* PROBLEM TO SOLVE *
Collect each line of the records containing the string "type".

[Entries taken from a collection]
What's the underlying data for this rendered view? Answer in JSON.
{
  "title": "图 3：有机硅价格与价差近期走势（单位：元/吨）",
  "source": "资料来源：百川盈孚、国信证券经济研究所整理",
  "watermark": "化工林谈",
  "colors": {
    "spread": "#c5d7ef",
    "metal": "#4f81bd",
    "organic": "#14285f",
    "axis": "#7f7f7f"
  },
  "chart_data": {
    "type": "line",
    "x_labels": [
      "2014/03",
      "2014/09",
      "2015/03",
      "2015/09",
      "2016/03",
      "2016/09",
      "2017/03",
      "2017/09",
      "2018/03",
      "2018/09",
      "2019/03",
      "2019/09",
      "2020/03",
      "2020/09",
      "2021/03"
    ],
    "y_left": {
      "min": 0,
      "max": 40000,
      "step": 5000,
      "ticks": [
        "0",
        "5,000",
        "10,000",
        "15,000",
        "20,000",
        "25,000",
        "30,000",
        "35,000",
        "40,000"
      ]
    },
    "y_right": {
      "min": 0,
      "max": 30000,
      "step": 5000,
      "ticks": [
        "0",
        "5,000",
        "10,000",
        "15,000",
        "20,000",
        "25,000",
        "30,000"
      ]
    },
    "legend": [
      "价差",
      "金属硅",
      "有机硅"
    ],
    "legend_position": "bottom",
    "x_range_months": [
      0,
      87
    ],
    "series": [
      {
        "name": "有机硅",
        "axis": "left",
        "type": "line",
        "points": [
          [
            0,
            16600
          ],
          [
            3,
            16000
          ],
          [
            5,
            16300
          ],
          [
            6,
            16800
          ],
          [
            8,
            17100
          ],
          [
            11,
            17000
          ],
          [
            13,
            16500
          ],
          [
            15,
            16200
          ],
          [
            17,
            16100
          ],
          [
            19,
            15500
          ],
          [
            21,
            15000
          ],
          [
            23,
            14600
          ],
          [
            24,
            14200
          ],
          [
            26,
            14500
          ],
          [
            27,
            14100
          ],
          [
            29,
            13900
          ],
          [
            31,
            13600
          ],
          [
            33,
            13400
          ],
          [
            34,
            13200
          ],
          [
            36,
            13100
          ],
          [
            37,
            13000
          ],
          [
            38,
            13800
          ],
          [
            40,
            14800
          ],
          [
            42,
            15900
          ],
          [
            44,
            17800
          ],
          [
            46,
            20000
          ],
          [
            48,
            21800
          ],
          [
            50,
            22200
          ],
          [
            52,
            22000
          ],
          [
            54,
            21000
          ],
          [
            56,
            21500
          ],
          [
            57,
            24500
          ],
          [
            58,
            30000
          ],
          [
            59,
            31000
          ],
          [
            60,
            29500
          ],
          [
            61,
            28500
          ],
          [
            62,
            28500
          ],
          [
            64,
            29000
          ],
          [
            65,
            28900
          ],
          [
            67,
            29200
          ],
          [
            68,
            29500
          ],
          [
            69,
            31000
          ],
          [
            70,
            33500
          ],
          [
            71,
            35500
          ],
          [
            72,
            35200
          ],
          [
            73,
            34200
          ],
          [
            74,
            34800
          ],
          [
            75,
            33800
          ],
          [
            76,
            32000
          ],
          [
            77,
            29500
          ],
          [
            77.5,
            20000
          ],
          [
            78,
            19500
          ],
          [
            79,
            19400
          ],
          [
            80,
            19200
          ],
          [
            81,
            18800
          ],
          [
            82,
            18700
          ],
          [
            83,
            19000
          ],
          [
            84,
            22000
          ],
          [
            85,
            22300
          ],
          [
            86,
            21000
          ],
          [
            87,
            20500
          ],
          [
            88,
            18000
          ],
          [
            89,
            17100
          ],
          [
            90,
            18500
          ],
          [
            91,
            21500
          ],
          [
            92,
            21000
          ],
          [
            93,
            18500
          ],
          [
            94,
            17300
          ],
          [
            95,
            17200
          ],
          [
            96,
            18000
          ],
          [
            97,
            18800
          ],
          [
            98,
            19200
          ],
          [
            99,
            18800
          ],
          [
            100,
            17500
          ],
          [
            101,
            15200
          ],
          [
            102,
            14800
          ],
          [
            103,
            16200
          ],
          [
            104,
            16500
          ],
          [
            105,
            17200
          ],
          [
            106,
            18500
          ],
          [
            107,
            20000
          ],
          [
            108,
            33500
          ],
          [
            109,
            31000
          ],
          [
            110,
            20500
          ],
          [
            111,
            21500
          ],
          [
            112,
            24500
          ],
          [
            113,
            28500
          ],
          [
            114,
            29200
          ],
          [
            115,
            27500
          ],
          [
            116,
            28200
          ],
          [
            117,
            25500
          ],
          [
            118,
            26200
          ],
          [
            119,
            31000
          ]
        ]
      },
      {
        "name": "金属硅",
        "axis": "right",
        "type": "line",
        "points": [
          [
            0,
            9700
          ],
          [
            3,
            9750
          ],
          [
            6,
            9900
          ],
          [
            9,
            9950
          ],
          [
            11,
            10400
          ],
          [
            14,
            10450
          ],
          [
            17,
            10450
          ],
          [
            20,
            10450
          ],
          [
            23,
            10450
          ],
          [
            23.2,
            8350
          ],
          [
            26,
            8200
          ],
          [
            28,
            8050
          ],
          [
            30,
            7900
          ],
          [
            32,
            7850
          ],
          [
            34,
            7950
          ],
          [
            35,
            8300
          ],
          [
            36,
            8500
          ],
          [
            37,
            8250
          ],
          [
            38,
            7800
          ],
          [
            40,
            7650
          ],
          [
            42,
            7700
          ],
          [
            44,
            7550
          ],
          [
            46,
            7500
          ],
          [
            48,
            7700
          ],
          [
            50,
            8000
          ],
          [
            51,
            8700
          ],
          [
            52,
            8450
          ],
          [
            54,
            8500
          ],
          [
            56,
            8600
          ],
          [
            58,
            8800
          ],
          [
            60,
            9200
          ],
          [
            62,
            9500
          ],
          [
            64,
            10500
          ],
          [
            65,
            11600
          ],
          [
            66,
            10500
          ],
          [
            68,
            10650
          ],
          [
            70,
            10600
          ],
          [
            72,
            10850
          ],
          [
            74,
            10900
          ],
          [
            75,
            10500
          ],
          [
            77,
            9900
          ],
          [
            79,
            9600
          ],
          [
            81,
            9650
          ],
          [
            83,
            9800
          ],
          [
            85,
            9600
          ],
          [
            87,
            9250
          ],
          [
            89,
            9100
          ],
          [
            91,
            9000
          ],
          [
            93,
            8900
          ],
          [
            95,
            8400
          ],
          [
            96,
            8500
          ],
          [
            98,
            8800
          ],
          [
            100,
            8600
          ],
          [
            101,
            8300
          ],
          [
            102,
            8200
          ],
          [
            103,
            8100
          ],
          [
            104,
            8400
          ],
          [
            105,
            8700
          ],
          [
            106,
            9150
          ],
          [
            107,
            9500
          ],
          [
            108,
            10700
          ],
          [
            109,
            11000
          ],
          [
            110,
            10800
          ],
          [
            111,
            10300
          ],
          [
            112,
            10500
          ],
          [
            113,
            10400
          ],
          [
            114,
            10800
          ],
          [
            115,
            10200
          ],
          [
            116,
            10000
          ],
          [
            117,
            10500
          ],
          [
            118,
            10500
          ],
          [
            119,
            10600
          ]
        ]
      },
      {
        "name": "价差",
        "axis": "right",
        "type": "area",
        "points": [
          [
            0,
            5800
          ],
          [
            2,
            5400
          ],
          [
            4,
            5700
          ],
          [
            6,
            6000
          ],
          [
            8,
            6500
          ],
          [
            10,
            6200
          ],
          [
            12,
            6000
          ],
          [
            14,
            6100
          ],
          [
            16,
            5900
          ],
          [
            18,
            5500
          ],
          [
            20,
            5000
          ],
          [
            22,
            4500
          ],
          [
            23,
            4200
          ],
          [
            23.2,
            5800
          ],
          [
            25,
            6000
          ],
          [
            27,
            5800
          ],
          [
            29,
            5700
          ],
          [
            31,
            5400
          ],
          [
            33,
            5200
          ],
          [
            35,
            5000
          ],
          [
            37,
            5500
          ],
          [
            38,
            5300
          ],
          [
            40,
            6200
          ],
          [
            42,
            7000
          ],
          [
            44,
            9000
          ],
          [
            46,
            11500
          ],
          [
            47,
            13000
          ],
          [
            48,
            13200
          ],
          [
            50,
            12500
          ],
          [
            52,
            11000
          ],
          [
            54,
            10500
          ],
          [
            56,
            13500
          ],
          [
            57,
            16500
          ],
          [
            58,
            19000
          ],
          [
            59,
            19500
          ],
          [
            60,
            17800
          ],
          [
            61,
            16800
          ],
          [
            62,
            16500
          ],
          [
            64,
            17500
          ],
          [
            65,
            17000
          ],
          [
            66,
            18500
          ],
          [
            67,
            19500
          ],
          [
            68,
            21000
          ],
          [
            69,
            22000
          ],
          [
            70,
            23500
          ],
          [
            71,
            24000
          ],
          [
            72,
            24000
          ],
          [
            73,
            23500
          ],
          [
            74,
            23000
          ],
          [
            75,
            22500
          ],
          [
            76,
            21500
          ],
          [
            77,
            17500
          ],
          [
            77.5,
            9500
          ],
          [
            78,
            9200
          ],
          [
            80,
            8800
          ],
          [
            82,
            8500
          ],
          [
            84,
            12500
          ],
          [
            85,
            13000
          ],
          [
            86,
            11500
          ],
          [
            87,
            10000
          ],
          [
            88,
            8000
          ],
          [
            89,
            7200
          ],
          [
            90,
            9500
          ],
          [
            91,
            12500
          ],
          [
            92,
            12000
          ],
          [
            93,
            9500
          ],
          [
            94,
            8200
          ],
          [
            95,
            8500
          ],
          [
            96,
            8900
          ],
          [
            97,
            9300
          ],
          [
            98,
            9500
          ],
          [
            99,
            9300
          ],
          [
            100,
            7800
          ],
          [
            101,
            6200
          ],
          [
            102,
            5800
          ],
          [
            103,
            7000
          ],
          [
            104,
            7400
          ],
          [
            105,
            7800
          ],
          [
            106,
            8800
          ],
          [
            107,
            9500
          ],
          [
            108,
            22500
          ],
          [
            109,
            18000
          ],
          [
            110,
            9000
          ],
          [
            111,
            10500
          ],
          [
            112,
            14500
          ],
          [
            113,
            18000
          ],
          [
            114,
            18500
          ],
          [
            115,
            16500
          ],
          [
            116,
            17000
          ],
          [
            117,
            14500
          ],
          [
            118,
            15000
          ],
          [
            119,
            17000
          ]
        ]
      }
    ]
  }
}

* SOLVED EXERCISE *
    "type": "line",
        "type": "line",
        "type": "line",
        "type": "area",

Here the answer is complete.